(Data records)
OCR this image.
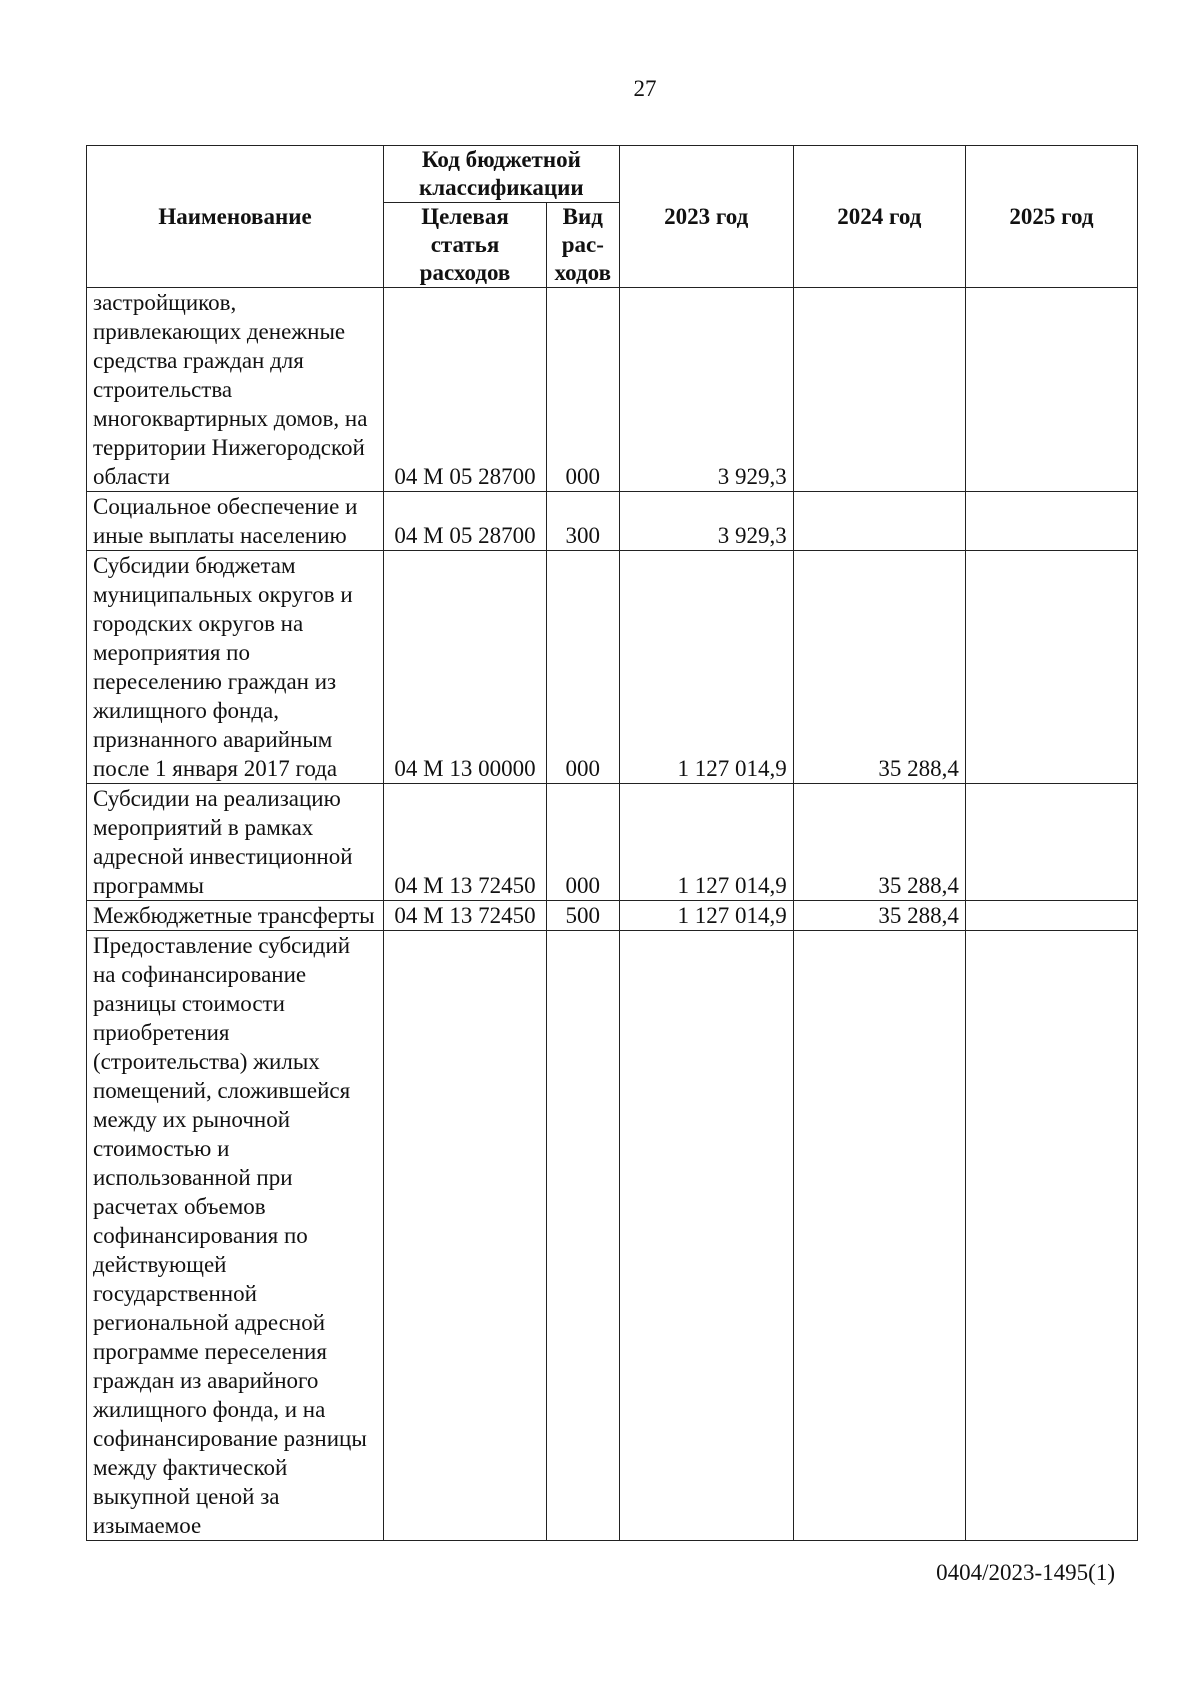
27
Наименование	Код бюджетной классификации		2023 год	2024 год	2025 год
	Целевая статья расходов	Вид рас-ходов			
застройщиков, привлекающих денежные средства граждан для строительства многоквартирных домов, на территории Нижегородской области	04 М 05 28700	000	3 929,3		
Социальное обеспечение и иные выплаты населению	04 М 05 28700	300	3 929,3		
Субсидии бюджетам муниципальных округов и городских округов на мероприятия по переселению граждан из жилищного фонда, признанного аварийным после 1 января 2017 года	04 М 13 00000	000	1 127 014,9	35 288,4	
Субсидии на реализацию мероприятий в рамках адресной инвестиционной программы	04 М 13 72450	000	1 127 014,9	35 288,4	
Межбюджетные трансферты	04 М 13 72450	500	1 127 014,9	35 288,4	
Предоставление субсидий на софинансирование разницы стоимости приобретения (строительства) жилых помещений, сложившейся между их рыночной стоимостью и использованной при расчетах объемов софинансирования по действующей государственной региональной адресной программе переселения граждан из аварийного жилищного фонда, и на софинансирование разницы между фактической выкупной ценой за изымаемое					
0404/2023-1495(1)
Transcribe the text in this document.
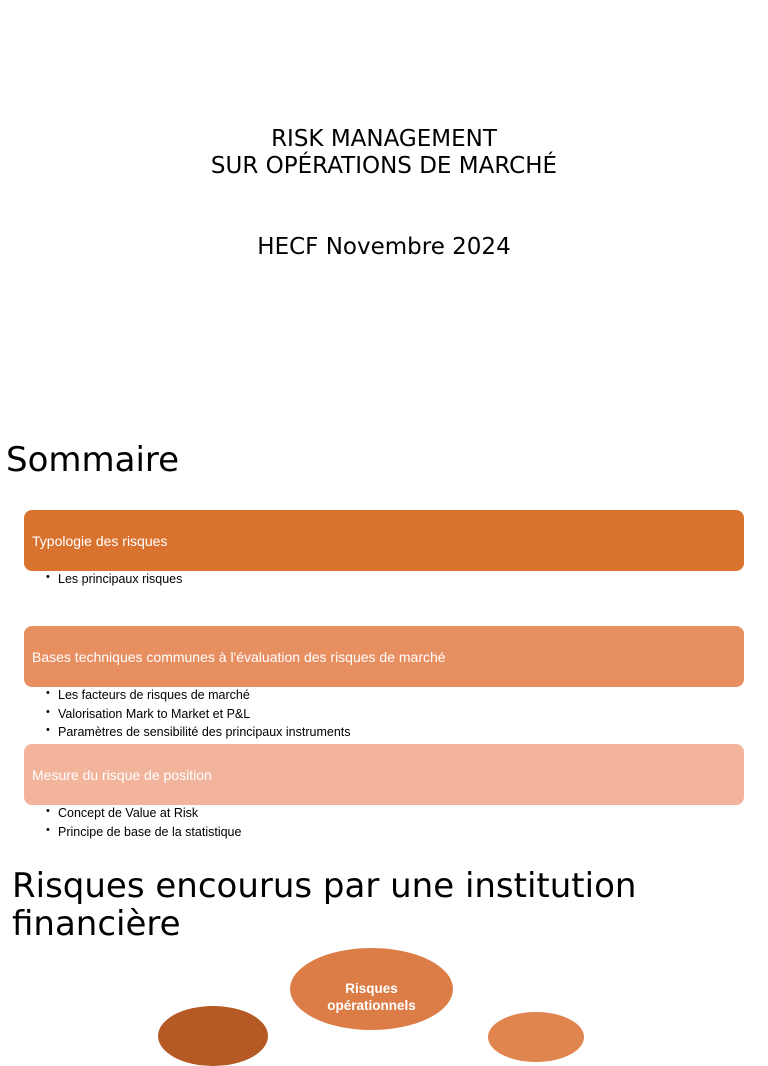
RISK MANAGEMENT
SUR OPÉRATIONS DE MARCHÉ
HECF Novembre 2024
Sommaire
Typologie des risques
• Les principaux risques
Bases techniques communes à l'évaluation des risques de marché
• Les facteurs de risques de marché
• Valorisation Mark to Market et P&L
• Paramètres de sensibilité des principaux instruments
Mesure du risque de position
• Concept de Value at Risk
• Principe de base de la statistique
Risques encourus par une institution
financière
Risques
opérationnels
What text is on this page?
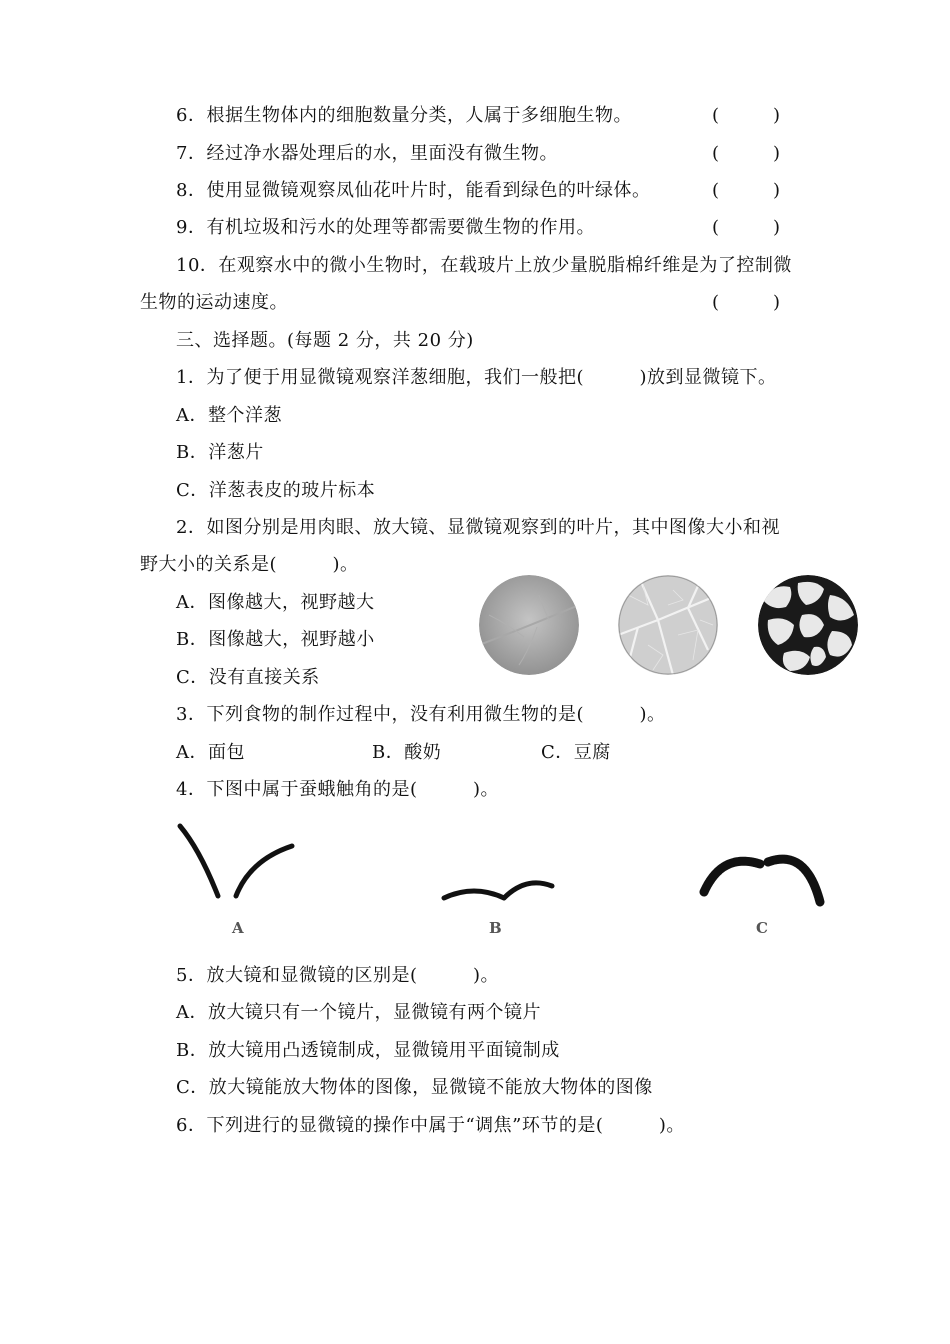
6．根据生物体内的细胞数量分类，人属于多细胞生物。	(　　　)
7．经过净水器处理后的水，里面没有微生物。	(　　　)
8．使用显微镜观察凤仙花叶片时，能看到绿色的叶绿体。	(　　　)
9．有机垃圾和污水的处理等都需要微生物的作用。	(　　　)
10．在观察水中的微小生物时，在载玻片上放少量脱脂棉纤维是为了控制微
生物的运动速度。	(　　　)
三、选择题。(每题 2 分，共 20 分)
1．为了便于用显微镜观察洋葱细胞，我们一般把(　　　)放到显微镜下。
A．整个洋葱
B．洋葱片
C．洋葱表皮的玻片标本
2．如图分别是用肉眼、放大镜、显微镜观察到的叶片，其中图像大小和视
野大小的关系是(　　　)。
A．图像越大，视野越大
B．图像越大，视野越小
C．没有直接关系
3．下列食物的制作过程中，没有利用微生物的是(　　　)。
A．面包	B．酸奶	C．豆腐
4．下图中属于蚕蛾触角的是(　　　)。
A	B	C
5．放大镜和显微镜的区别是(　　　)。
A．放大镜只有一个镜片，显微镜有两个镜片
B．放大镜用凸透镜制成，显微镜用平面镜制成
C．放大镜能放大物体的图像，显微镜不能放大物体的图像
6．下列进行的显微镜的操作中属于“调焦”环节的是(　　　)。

» Direction
Every line in the data that holds "строительства" should be copied out.

» Solution to the problem
застройщиков, привлекающих денежные средства граждан для строительства многоквартирных домов, на территории Нижегородской области	04 М 05 28700	000	3 929,3		
Предоставление субсидий на софинансирование разницы стоимости приобретения (строительства) жилых помещений, сложившейся между их рыночной стоимостью и использованной при расчетах объемов софинансирования по действующей государственной региональной адресной программе переселения граждан из аварийного жилищного фонда, и на софинансирование разницы между фактической выкупной ценой за изымаемое					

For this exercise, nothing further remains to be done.